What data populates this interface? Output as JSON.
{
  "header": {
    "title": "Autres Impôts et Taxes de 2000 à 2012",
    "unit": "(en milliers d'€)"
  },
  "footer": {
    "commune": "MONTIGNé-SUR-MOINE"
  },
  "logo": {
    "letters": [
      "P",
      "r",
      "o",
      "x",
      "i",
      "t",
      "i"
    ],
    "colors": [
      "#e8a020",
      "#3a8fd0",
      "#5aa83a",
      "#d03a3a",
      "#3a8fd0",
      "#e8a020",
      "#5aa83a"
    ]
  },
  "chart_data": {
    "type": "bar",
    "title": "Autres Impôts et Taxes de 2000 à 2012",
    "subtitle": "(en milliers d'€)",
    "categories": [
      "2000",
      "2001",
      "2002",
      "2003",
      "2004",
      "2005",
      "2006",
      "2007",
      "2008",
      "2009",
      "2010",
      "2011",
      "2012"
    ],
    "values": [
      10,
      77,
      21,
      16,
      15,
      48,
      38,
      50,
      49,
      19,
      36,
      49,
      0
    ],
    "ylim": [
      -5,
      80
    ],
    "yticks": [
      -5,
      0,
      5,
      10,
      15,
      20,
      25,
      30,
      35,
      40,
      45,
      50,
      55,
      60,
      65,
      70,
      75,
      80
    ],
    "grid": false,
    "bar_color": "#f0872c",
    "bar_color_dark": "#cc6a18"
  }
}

### WRITTEN REQUEST
Extract each entry in full, exactly as given.

### TASK RESPONSE
What data populates this interface? Output as JSON.
{
  "header": {
    "title": "Autres Impôts et Taxes de 2000 à 2012",
    "unit": "(en milliers d'€)"
  },
  "footer": {
    "commune": "MONTIGNé-SUR-MOINE"
  },
  "logo": {
    "letters": [
      "P",
      "r",
      "o",
      "x",
      "i",
      "t",
      "i"
    ],
    "colors": [
      "#e8a020",
      "#3a8fd0",
      "#5aa83a",
      "#d03a3a",
      "#3a8fd0",
      "#e8a020",
      "#5aa83a"
    ]
  },
  "chart_data": {
    "type": "bar",
    "title": "Autres Impôts et Taxes de 2000 à 2012",
    "subtitle": "(en milliers d'€)",
    "categories": [
      "2000",
      "2001",
      "2002",
      "2003",
      "2004",
      "2005",
      "2006",
      "2007",
      "2008",
      "2009",
      "2010",
      "2011",
      "2012"
    ],
    "values": [
      10,
      77,
      21,
      16,
      15,
      48,
      38,
      50,
      49,
      19,
      36,
      49,
      0
    ],
    "ylim": [
      -5,
      80
    ],
    "yticks": [
      -5,
      0,
      5,
      10,
      15,
      20,
      25,
      30,
      35,
      40,
      45,
      50,
      55,
      60,
      65,
      70,
      75,
      80
    ],
    "grid": false,
    "bar_color": "#f0872c",
    "bar_color_dark": "#cc6a18"
  }
}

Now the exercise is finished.